◆ TASK PROMPT: All lines featuring the string "подготовку" are to be listed.

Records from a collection
════════════════════

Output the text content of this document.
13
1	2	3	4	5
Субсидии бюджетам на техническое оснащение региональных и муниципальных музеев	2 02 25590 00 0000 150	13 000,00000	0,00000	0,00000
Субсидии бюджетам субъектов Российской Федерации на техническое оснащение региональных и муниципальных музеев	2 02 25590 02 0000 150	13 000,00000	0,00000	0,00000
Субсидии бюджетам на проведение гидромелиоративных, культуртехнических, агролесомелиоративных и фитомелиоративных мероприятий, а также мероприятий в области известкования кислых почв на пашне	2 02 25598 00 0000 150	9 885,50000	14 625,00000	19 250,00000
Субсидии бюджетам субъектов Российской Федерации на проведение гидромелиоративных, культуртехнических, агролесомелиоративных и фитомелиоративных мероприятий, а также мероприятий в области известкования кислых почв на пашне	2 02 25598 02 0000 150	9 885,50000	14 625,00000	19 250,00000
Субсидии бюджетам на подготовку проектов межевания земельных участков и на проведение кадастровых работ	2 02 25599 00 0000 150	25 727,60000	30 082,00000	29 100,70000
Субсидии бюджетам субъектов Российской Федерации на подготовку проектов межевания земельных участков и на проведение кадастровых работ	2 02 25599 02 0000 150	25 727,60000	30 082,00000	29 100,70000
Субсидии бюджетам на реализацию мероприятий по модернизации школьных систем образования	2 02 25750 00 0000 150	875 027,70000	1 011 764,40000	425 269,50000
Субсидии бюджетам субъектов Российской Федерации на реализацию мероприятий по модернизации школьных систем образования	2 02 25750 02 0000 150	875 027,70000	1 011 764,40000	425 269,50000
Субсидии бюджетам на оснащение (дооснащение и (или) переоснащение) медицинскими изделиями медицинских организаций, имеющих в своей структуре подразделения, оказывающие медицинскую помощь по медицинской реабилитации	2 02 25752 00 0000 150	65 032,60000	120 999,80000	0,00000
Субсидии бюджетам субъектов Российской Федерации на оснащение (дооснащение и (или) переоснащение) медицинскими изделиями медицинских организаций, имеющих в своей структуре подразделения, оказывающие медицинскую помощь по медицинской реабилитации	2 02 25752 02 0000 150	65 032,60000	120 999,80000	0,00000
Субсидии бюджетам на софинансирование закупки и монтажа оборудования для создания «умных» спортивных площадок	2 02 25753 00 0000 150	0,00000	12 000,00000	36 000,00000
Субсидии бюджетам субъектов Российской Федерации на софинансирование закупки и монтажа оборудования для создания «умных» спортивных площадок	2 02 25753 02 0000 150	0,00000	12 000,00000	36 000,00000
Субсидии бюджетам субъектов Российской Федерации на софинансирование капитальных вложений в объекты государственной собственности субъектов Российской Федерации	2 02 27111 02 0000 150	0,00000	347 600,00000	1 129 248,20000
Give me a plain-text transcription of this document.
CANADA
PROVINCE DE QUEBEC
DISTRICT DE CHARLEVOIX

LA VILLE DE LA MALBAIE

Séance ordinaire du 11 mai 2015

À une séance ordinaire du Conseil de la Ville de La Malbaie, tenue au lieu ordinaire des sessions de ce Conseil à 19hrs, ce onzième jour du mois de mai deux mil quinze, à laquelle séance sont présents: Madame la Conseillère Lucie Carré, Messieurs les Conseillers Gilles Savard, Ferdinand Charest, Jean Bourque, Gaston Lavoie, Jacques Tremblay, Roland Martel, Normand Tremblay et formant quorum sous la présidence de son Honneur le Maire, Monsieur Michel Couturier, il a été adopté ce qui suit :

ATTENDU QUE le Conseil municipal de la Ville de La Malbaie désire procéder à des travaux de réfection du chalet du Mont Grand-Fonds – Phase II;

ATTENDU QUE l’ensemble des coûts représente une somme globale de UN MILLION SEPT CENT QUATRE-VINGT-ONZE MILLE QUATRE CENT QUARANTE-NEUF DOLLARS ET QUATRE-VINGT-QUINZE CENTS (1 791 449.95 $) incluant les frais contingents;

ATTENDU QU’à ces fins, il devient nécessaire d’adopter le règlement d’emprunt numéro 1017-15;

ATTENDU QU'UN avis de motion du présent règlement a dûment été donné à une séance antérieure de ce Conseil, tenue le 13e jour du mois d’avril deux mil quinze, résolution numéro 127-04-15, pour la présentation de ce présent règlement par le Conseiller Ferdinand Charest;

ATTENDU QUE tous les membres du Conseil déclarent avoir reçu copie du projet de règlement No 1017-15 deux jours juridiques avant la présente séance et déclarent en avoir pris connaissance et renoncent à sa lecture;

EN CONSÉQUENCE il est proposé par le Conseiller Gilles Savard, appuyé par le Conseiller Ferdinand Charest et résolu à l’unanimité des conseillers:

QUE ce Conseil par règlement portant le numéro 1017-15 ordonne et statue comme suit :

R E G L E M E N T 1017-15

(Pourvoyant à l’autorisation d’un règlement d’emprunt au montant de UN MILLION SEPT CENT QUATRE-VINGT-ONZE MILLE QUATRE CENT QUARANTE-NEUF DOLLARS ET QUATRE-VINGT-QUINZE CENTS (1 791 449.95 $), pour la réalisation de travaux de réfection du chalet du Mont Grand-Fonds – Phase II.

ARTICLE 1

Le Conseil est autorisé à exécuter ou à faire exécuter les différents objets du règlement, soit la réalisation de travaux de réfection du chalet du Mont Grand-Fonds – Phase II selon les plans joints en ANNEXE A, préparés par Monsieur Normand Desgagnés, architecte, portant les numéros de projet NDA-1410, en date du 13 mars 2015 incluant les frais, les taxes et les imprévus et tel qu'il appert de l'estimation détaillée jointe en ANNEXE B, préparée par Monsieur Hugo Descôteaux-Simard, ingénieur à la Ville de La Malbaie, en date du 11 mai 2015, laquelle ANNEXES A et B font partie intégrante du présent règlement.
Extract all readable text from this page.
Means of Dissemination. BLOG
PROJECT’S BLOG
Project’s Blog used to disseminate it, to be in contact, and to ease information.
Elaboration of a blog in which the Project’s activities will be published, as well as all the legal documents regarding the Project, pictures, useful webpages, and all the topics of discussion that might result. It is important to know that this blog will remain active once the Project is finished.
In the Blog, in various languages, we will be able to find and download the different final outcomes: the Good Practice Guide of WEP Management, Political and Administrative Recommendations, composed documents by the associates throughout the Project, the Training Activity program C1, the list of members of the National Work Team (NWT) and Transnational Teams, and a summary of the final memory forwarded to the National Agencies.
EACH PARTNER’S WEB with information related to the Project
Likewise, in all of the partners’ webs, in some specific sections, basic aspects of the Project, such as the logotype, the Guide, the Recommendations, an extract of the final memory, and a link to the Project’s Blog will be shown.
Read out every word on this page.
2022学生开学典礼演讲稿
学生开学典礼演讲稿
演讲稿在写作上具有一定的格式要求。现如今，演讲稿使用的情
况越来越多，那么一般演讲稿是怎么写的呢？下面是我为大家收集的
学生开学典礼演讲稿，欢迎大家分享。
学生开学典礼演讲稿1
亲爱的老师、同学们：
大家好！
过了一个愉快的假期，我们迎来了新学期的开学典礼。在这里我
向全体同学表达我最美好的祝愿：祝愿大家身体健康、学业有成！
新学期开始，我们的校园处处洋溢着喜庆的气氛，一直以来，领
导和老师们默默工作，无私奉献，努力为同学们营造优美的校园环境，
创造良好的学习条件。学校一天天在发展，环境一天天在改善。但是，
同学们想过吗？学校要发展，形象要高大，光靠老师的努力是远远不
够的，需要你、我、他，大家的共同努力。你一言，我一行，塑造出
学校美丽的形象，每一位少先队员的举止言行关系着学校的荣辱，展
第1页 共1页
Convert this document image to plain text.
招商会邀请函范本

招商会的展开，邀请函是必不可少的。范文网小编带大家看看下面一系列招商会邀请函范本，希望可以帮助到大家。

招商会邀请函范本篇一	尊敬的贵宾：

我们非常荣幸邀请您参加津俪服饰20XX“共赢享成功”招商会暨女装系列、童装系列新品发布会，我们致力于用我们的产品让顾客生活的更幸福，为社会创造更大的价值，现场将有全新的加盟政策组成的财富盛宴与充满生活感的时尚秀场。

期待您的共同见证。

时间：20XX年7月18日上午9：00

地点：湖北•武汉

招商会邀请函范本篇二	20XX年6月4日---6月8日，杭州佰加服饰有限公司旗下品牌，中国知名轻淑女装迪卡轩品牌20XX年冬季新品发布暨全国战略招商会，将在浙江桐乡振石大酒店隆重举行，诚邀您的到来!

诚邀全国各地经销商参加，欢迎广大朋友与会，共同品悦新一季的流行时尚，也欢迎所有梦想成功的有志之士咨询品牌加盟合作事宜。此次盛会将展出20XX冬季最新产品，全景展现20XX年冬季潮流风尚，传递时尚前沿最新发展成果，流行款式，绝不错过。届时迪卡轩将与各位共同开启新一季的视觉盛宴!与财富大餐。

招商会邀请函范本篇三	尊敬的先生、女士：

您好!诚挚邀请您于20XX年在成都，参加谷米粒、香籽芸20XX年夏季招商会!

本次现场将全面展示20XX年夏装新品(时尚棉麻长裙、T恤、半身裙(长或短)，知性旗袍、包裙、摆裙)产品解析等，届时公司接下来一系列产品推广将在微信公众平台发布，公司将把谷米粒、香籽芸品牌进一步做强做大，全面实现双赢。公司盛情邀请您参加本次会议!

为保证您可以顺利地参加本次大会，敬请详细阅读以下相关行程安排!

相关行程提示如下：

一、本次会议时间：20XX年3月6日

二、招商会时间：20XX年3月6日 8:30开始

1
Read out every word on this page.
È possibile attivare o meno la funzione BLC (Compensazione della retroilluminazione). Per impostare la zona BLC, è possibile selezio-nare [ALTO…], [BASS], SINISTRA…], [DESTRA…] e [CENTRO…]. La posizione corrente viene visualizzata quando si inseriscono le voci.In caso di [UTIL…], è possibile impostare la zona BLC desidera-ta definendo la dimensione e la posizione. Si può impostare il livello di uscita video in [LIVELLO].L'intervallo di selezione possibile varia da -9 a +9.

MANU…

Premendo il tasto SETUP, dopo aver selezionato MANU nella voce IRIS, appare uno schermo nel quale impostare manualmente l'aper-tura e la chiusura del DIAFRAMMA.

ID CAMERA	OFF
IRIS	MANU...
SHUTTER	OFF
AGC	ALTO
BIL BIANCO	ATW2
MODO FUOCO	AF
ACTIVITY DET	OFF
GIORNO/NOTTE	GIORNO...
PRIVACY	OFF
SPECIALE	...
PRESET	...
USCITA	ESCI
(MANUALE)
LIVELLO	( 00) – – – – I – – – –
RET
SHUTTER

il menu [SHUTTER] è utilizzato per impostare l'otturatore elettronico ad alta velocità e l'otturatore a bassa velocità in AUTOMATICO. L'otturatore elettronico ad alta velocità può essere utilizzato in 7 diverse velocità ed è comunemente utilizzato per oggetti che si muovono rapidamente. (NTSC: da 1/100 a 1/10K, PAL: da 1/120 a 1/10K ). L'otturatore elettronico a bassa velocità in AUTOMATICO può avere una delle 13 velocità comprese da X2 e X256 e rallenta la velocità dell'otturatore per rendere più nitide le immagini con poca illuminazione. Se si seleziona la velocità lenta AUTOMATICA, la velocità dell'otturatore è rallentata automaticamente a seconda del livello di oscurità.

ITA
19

════════════════════

◆ FULL OUTPUT:
Субсидии бюджетам на подготовку проектов межевания земельных участков и на проведение кадастровых работ	2 02 25599 00 0000 150	25 727,60000	30 082,00000	29 100,70000
Субсидии бюджетам субъектов Российской Федерации на подготовку проектов межевания земельных участков и на проведение кадастровых работ	2 02 25599 02 0000 150	25 727,60000	30 082,00000	29 100,70000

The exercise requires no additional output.